+++ DATA RECORDS +++

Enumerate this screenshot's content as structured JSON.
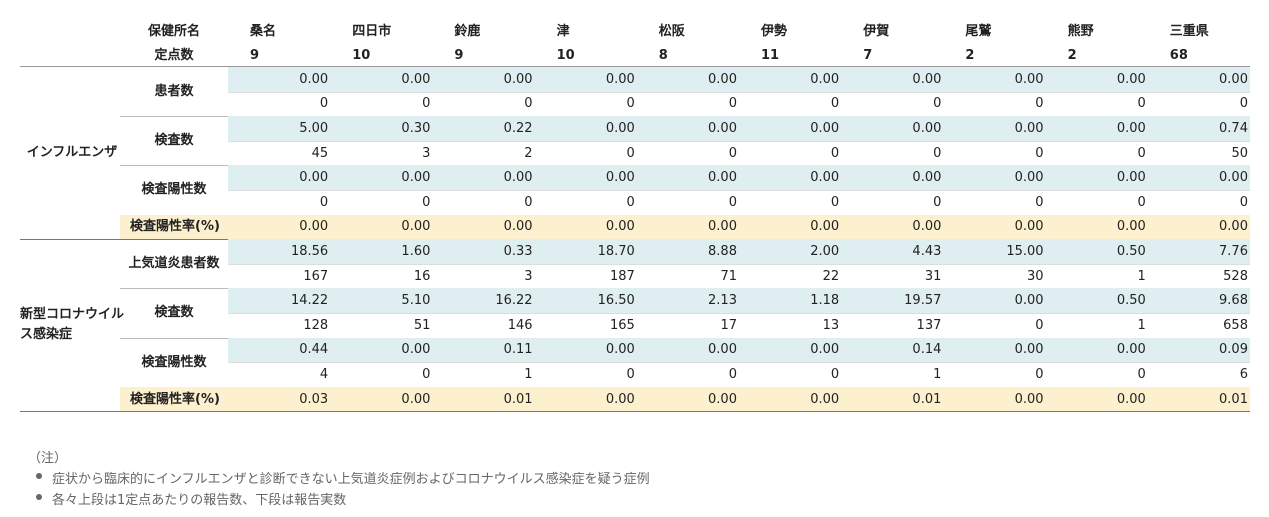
{
  "header": {
    "office_label": "保健所名",
    "count_label": "定点数",
    "offices": [
      "桑名",
      "四日市",
      "鈴鹿",
      "津",
      "松阪",
      "伊勢",
      "伊賀",
      "尾鷲",
      "熊野",
      "三重県"
    ],
    "counts": [
      9,
      10,
      9,
      10,
      8,
      11,
      7,
      2,
      2,
      68
    ]
  },
  "groups": [
    {
      "name": "インフルエンザ",
      "rows": [
        {
          "label": "患者数",
          "upper": [
            "0.00",
            "0.00",
            "0.00",
            "0.00",
            "0.00",
            "0.00",
            "0.00",
            "0.00",
            "0.00",
            "0.00"
          ],
          "lower": [
            "0",
            "0",
            "0",
            "0",
            "0",
            "0",
            "0",
            "0",
            "0",
            "0"
          ]
        },
        {
          "label": "検査数",
          "upper": [
            "5.00",
            "0.30",
            "0.22",
            "0.00",
            "0.00",
            "0.00",
            "0.00",
            "0.00",
            "0.00",
            "0.74"
          ],
          "lower": [
            "45",
            "3",
            "2",
            "0",
            "0",
            "0",
            "0",
            "0",
            "0",
            "50"
          ]
        },
        {
          "label": "検査陽性数",
          "upper": [
            "0.00",
            "0.00",
            "0.00",
            "0.00",
            "0.00",
            "0.00",
            "0.00",
            "0.00",
            "0.00",
            "0.00"
          ],
          "lower": [
            "0",
            "0",
            "0",
            "0",
            "0",
            "0",
            "0",
            "0",
            "0",
            "0"
          ]
        },
        {
          "label": "検査陽性率(%)",
          "values": [
            "0.00",
            "0.00",
            "0.00",
            "0.00",
            "0.00",
            "0.00",
            "0.00",
            "0.00",
            "0.00",
            "0.00"
          ]
        }
      ]
    },
    {
      "name": "新型コロナウイルス感染症",
      "rows": [
        {
          "label": "上気道炎患者数",
          "upper": [
            "18.56",
            "1.60",
            "0.33",
            "18.70",
            "8.88",
            "2.00",
            "4.43",
            "15.00",
            "0.50",
            "7.76"
          ],
          "lower": [
            "167",
            "16",
            "3",
            "187",
            "71",
            "22",
            "31",
            "30",
            "1",
            "528"
          ]
        },
        {
          "label": "検査数",
          "upper": [
            "14.22",
            "5.10",
            "16.22",
            "16.50",
            "2.13",
            "1.18",
            "19.57",
            "0.00",
            "0.50",
            "9.68"
          ],
          "lower": [
            "128",
            "51",
            "146",
            "165",
            "17",
            "13",
            "137",
            "0",
            "1",
            "658"
          ]
        },
        {
          "label": "検査陽性数",
          "upper": [
            "0.44",
            "0.00",
            "0.11",
            "0.00",
            "0.00",
            "0.00",
            "0.14",
            "0.00",
            "0.00",
            "0.09"
          ],
          "lower": [
            "4",
            "0",
            "1",
            "0",
            "0",
            "0",
            "1",
            "0",
            "0",
            "6"
          ]
        },
        {
          "label": "検査陽性率(%)",
          "values": [
            "0.03",
            "0.00",
            "0.01",
            "0.00",
            "0.00",
            "0.00",
            "0.01",
            "0.00",
            "0.00",
            "0.01"
          ]
        }
      ]
    }
  ],
  "notes": {
    "heading": "（注）",
    "items": [
      "症状から臨床的にインフルエンザと診断できない上気道炎症例およびコロナウイルス感染症を疑う症例",
      "各々上段は1定点あたりの報告数、下段は報告実数"
    ]
  }
}
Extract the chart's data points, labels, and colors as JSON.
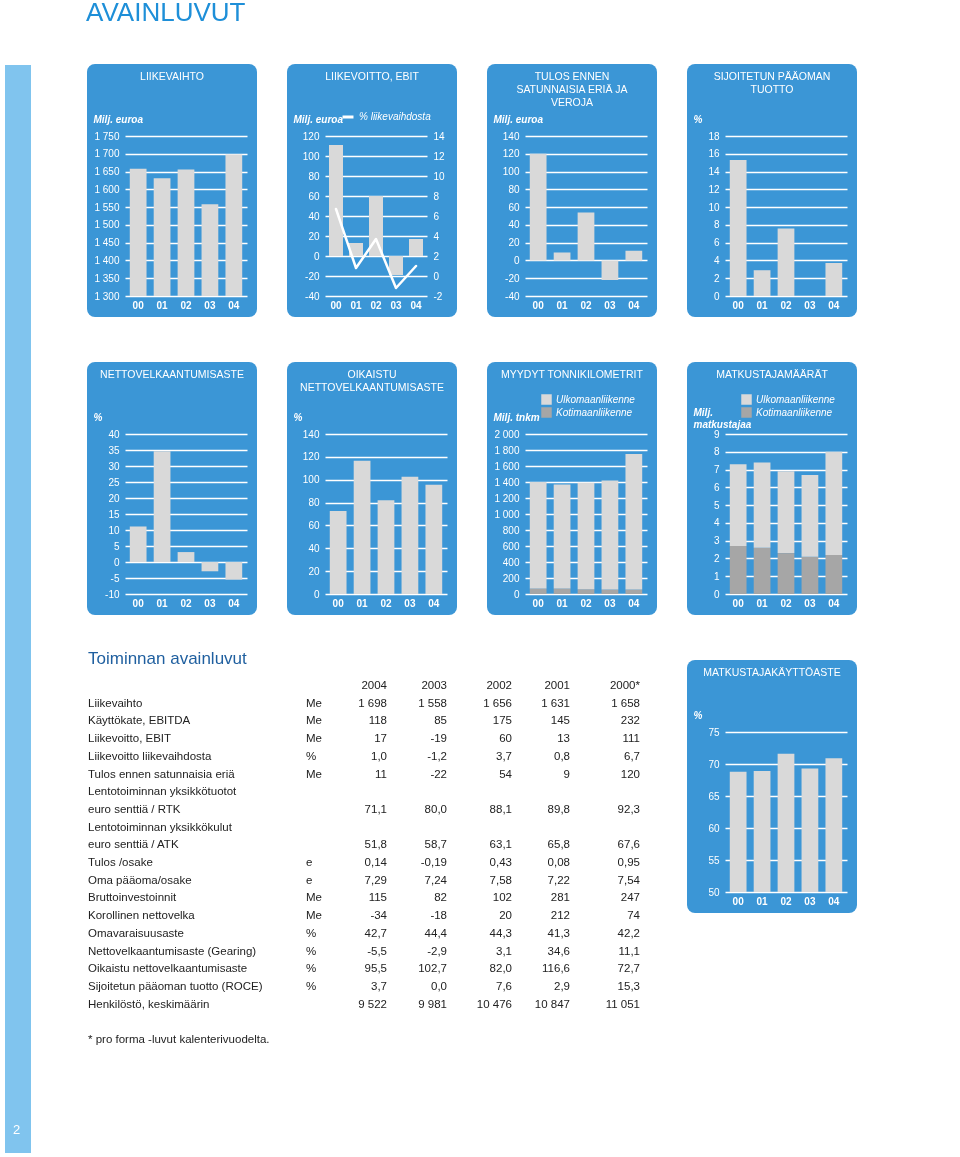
{
  "chart_data": [
    {
      "type": "other",
      "title": "AVAINLUVUT",
      "annotations": [
        "2"
      ]
    },
    {
      "type": "bar",
      "title": "LIIKEVAIHTO",
      "ylabel": "Milj. euroa",
      "categories": [
        "00",
        "01",
        "02",
        "03",
        "04"
      ],
      "values": [
        1658,
        1631,
        1656,
        1558,
        1698
      ],
      "color": "#d9d9d9",
      "ylim": [
        1300,
        1750
      ],
      "yticks": [
        {
          "value": 1300,
          "label": "1 300"
        },
        {
          "value": 1350,
          "label": "1 350"
        },
        {
          "value": 1400,
          "label": "1 400"
        },
        {
          "value": 1450,
          "label": "1 450"
        },
        {
          "value": 1500,
          "label": "1 500"
        },
        {
          "value": 1550,
          "label": "1 550"
        },
        {
          "value": 1600,
          "label": "1 600"
        },
        {
          "value": 1650,
          "label": "1 650"
        },
        {
          "value": 1700,
          "label": "1 700"
        },
        {
          "value": 1750,
          "label": "1 750"
        }
      ],
      "grid": "y"
    },
    {
      "type": "bar",
      "title": "LIIKEVOITTO, EBIT",
      "ylabel": "Milj. euroa",
      "categories": [
        "00",
        "01",
        "02",
        "03",
        "04"
      ],
      "series": [
        {
          "type": "bar",
          "color": "#d9d9d9",
          "values": [
            111,
            13,
            60,
            -19,
            17
          ]
        },
        {
          "type": "line",
          "name": "% liikevaihdosta",
          "color": "#ffffff",
          "axis": "y2",
          "values": [
            6.7,
            0.8,
            3.7,
            -1.2,
            1.0
          ]
        }
      ],
      "ylim": [
        -40,
        120
      ],
      "yticks": [
        -40,
        -20,
        0,
        20,
        40,
        60,
        80,
        100,
        120
      ],
      "y2lim": [
        -2,
        14
      ],
      "y2ticks": [
        -2,
        0,
        2,
        4,
        6,
        8,
        10,
        12,
        14
      ],
      "grid": "y",
      "legend": "top right"
    },
    {
      "type": "bar",
      "title": "TULOS ENNEN SATUNNAISIA ERIÄ JA VEROJA",
      "ylabel": "Milj. euroa",
      "categories": [
        "00",
        "01",
        "02",
        "03",
        "04"
      ],
      "values": [
        120,
        9,
        54,
        -22,
        11
      ],
      "color": "#d9d9d9",
      "ylim": [
        -40,
        140
      ],
      "yticks": [
        -40,
        -20,
        0,
        20,
        40,
        60,
        80,
        100,
        120,
        140
      ],
      "grid": "y"
    },
    {
      "type": "bar",
      "title": "SIJOITETUN PÄÄOMAN TUOTTO",
      "ylabel": "%",
      "categories": [
        "00",
        "01",
        "02",
        "03",
        "04"
      ],
      "values": [
        15.3,
        2.9,
        7.6,
        0.0,
        3.7
      ],
      "color": "#d9d9d9",
      "ylim": [
        0,
        18
      ],
      "yticks": [
        0,
        2,
        4,
        6,
        8,
        10,
        12,
        14,
        16,
        18
      ],
      "grid": "y"
    },
    {
      "type": "bar",
      "title": "NETTOVELKAANTUMISASTE",
      "ylabel": "%",
      "categories": [
        "00",
        "01",
        "02",
        "03",
        "04"
      ],
      "values": [
        11.1,
        34.6,
        3.1,
        -2.9,
        -5.5
      ],
      "color": "#d9d9d9",
      "ylim": [
        -10,
        40
      ],
      "yticks": [
        -10,
        -5,
        0,
        5,
        10,
        15,
        20,
        25,
        30,
        35,
        40
      ],
      "grid": "y"
    },
    {
      "type": "bar",
      "title": "OIKAISTU NETTOVELKAANTUMISASTE",
      "ylabel": "%",
      "categories": [
        "00",
        "01",
        "02",
        "03",
        "04"
      ],
      "values": [
        72.7,
        116.6,
        82.0,
        102.7,
        95.5
      ],
      "color": "#d9d9d9",
      "ylim": [
        0,
        140
      ],
      "yticks": [
        0,
        20,
        40,
        60,
        80,
        100,
        120,
        140
      ],
      "grid": "y"
    },
    {
      "type": "bar",
      "title": "MYYDYT TONNIKILOMETRIT",
      "ylabel": "Milj. tnkm",
      "categories": [
        "00",
        "01",
        "02",
        "03",
        "04"
      ],
      "stacked": true,
      "series": [
        {
          "name": "Kotimaanliikenne",
          "color": "#a6a6a6",
          "values": [
            70,
            70,
            60,
            55,
            55
          ]
        },
        {
          "name": "Ulkomaanliikenne",
          "color": "#d9d9d9",
          "values": [
            1330,
            1300,
            1330,
            1365,
            1695
          ]
        }
      ],
      "ylim": [
        0,
        2000
      ],
      "yticks": [
        0,
        200,
        400,
        600,
        800,
        {
          "value": 1000,
          "label": "1 000"
        },
        {
          "value": 1200,
          "label": "1 200"
        },
        {
          "value": 1400,
          "label": "1 400"
        },
        {
          "value": 1600,
          "label": "1 600"
        },
        {
          "value": 1800,
          "label": "1 800"
        },
        {
          "value": 2000,
          "label": "2 000"
        }
      ],
      "grid": "y",
      "legend": "top right"
    },
    {
      "type": "bar",
      "title": "MATKUSTAJAMÄÄRÄT",
      "ylabel": "Milj. matkustajaa",
      "categories": [
        "00",
        "01",
        "02",
        "03",
        "04"
      ],
      "stacked": true,
      "series": [
        {
          "name": "Kotimaanliikenne",
          "color": "#a6a6a6",
          "values": [
            2.7,
            2.6,
            2.3,
            2.1,
            2.2
          ]
        },
        {
          "name": "Ulkomaanliikenne",
          "color": "#d9d9d9",
          "values": [
            4.6,
            4.8,
            4.6,
            4.6,
            5.8
          ]
        }
      ],
      "ylim": [
        0,
        9
      ],
      "yticks": [
        0,
        1,
        2,
        3,
        4,
        5,
        6,
        7,
        8,
        9
      ],
      "grid": "y",
      "legend": "top right"
    },
    {
      "type": "other",
      "title": "Toiminnan avainluvut",
      "categories": [
        "2004",
        "2003",
        "2002",
        "2001",
        "2000*"
      ],
      "y_categories": [
        "Liikevaihto",
        "Käyttökate, EBITDA",
        "Liikevoitto, EBIT",
        "Liikevoitto liikevaihdosta",
        "Tulos ennen satunnaisia eriä",
        "Lentotoiminnan yksikkötuotot",
        "euro senttiä / RTK",
        "Lentotoiminnan yksikkökulut",
        "euro senttiä / ATK",
        "Tulos /osake",
        "Oma pääoma/osake",
        "Bruttoinvestoinnit",
        "Korollinen nettovelka",
        "Omavaraisuusaste",
        "Nettovelkaantumisaste (Gearing)",
        "Oikaistu nettovelkaantumisaste",
        "Sijoitetun pääoman tuotto (ROCE)",
        "Henkilöstö, keskimäärin"
      ],
      "y2_categories": [
        "Me",
        "Me",
        "Me",
        "%",
        "Me",
        null,
        null,
        null,
        null,
        "e",
        "e",
        "Me",
        "Me",
        "%",
        "%",
        "%",
        "%",
        null
      ],
      "cell_labels": [
        [
          "1 698",
          "1 558",
          "1 656",
          "1 631",
          "1 658"
        ],
        [
          "118",
          "85",
          "175",
          "145",
          "232"
        ],
        [
          "17",
          "-19",
          "60",
          "13",
          "111"
        ],
        [
          "1,0",
          "-1,2",
          "3,7",
          "0,8",
          "6,7"
        ],
        [
          "11",
          "-22",
          "54",
          "9",
          "120"
        ],
        [
          null,
          null,
          null,
          null,
          null
        ],
        [
          "71,1",
          "80,0",
          "88,1",
          "89,8",
          "92,3"
        ],
        [
          null,
          null,
          null,
          null,
          null
        ],
        [
          "51,8",
          "58,7",
          "63,1",
          "65,8",
          "67,6"
        ],
        [
          "0,14",
          "-0,19",
          "0,43",
          "0,08",
          "0,95"
        ],
        [
          "7,29",
          "7,24",
          "7,58",
          "7,22",
          "7,54"
        ],
        [
          "115",
          "82",
          "102",
          "281",
          "247"
        ],
        [
          "-34",
          "-18",
          "20",
          "212",
          "74"
        ],
        [
          "42,7",
          "44,4",
          "44,3",
          "41,3",
          "42,2"
        ],
        [
          "-5,5",
          "-2,9",
          "3,1",
          "34,6",
          "11,1"
        ],
        [
          "95,5",
          "102,7",
          "82,0",
          "116,6",
          "72,7"
        ],
        [
          "3,7",
          "0,0",
          "7,6",
          "2,9",
          "15,3"
        ],
        [
          "9 522",
          "9 981",
          "10 476",
          "10 847",
          "11 051"
        ]
      ],
      "annotations": [
        "* pro forma -luvut kalenterivuodelta."
      ]
    },
    {
      "type": "bar",
      "title": "MATKUSTAJAKÄYTTÖASTE",
      "ylabel": "%",
      "categories": [
        "00",
        "01",
        "02",
        "03",
        "04"
      ],
      "values": [
        68.8,
        68.9,
        71.6,
        69.3,
        70.9
      ],
      "color": "#d9d9d9",
      "ylim": [
        50,
        75
      ],
      "yticks": [
        50,
        55,
        60,
        65,
        70,
        75
      ],
      "grid": "y"
    }
  ]
}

+++

**REQUIREMENT**.
Extract each line holding the word "name" from the records.

**SOLUTION**.
      "name": "インフルエンザ",
      "name": "新型コロナウイルス感染症",
          "name": "% liikevaihdosta",
          "name": "Kotimaanliikenne",
          "name": "Ulkomaanliikenne",
          "name": "Kotimaanliikenne",
          "name": "Ulkomaanliikenne",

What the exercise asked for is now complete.